## [What the exercise asks]
Each line of the material below should be reproduced exactly.
----------------
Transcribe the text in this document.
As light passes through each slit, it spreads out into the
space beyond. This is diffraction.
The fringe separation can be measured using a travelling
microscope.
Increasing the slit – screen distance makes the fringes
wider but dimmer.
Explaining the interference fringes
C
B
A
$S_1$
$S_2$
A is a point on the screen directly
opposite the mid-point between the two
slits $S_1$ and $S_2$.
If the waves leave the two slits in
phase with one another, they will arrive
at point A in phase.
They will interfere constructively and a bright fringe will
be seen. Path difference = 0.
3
----------------
## [Result below]
Transcribe the text in this document.
As light passes through each slit, it spreads out into the
space beyond. This is diffraction.
The fringe separation can be measured using a travelling
microscope.
Increasing the slit – screen distance makes the fringes
wider but dimmer.
Explaining the interference fringes
C
B
A
$S_1$
$S_2$
A is a point on the screen directly
opposite the mid-point between the two
slits $S_1$ and $S_2$.
If the waves leave the two slits in
phase with one another, they will arrive
at point A in phase.
They will interfere constructively and a bright fringe will
be seen. Path difference = 0.
3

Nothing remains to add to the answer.